══ Supplied data ══

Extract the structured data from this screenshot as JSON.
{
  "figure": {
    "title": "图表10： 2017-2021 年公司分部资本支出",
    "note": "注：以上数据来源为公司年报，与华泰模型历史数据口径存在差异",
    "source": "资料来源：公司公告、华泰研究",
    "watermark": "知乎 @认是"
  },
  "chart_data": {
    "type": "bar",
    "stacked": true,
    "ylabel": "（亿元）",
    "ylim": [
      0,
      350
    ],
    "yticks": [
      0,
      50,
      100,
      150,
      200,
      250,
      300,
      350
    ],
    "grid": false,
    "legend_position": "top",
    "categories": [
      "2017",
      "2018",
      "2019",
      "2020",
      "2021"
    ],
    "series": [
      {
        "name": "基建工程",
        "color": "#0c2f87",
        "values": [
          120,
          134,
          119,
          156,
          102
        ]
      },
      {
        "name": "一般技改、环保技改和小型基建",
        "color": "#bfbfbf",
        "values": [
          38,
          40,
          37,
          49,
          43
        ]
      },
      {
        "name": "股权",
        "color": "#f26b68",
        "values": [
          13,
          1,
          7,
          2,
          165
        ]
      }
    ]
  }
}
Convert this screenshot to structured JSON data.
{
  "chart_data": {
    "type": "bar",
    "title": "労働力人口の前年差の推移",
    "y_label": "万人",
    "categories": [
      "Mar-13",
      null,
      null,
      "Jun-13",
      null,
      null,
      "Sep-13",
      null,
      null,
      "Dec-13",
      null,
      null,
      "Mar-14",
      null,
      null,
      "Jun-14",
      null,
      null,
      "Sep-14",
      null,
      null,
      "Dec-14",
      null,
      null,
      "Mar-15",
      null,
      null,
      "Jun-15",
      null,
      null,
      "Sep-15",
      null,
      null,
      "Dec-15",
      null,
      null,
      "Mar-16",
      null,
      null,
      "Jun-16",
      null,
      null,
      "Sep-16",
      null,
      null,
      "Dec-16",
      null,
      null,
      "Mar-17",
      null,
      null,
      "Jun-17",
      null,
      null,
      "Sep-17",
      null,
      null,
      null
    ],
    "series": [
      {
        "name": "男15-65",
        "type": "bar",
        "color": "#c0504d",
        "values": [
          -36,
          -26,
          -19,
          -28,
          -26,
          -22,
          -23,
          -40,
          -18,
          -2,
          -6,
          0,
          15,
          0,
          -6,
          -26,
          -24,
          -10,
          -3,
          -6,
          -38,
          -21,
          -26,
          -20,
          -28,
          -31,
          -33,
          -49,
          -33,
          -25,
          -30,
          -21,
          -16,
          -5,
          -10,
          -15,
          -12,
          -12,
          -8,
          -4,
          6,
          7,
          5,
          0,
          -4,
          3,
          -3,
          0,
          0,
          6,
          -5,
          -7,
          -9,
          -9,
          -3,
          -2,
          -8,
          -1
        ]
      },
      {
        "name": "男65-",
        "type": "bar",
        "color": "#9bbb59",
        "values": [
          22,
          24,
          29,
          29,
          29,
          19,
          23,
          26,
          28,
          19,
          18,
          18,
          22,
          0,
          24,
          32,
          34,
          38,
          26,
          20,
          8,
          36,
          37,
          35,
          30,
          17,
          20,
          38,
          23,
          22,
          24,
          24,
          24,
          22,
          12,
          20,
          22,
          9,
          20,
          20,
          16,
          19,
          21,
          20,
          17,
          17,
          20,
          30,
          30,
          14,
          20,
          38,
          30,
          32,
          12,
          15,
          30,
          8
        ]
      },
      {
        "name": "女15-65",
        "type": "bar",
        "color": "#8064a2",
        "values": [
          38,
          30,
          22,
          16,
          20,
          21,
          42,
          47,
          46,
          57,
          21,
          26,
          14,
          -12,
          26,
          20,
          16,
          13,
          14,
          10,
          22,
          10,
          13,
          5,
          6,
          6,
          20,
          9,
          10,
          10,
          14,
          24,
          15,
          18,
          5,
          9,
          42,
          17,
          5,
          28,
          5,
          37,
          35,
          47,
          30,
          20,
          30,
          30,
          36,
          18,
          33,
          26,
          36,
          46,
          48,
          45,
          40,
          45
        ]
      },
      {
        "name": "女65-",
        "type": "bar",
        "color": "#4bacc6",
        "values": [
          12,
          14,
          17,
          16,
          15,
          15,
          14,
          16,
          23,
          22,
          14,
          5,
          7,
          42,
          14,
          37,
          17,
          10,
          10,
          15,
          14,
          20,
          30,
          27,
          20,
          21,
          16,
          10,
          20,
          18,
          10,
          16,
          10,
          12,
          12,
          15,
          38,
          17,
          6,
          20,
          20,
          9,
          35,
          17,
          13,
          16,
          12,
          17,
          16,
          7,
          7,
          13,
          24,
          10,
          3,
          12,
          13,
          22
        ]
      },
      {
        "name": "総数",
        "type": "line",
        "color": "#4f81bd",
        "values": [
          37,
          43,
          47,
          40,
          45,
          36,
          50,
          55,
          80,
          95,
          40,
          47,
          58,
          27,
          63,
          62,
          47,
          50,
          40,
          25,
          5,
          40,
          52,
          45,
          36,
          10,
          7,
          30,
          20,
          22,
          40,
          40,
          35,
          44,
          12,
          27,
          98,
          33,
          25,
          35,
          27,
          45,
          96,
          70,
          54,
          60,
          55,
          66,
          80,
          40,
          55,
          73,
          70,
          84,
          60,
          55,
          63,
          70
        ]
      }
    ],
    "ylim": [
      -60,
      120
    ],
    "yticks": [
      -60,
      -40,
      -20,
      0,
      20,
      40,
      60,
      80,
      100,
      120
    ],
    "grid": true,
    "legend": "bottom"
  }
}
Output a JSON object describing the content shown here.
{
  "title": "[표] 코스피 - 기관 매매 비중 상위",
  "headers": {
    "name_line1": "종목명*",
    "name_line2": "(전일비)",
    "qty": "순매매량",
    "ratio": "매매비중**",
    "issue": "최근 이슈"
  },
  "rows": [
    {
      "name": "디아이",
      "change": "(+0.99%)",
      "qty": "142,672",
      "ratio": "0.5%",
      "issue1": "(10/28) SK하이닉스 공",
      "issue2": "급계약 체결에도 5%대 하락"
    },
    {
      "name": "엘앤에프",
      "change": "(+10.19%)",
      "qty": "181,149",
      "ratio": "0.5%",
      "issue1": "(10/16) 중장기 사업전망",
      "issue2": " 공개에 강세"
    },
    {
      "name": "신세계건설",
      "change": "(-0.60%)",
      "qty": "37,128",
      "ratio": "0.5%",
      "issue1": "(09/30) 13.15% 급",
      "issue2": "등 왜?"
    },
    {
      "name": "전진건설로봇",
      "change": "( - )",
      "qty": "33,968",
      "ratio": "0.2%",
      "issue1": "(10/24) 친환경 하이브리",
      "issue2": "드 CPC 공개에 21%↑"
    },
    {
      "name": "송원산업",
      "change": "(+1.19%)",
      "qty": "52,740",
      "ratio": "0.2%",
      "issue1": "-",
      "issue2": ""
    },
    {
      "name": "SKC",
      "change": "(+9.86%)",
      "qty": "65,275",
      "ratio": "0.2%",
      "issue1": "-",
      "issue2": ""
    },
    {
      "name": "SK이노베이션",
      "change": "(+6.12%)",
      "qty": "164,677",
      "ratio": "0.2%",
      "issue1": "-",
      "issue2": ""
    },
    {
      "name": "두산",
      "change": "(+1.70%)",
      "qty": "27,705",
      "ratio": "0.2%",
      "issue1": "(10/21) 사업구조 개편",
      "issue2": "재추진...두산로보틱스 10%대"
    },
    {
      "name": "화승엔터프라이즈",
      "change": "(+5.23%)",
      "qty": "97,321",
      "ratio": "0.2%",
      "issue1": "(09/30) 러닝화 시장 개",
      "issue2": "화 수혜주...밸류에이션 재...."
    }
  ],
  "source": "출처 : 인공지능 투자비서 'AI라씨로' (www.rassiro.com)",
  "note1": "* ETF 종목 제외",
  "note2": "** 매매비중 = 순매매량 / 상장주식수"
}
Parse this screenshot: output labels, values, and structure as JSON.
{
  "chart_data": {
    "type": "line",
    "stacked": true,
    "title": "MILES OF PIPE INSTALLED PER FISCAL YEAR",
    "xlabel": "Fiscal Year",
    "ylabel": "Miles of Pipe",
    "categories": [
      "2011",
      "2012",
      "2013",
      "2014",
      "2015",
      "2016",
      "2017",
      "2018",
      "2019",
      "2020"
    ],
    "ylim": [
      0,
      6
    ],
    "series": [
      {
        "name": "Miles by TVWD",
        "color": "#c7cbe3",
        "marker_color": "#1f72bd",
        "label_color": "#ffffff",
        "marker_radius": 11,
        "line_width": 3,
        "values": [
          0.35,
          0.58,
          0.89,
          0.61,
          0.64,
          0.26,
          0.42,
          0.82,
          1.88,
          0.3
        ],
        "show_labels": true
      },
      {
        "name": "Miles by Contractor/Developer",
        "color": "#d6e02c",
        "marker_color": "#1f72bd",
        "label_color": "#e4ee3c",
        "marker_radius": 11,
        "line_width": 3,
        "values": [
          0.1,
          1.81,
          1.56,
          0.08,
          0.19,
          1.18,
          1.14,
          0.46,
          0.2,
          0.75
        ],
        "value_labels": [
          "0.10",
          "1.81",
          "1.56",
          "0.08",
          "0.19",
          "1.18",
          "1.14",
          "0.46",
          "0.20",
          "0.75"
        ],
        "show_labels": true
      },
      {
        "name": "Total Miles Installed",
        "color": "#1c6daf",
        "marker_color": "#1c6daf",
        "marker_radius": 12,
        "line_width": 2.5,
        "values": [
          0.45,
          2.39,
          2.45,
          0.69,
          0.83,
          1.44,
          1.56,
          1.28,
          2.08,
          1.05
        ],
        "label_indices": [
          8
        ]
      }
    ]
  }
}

═══

Check the data for the word "this" and pull out the lines that have it.

Extract the structured data from this screenshot as JSON.
Convert this screenshot to structured JSON data.
Parse this screenshot: output labels, values, and structure as JSON.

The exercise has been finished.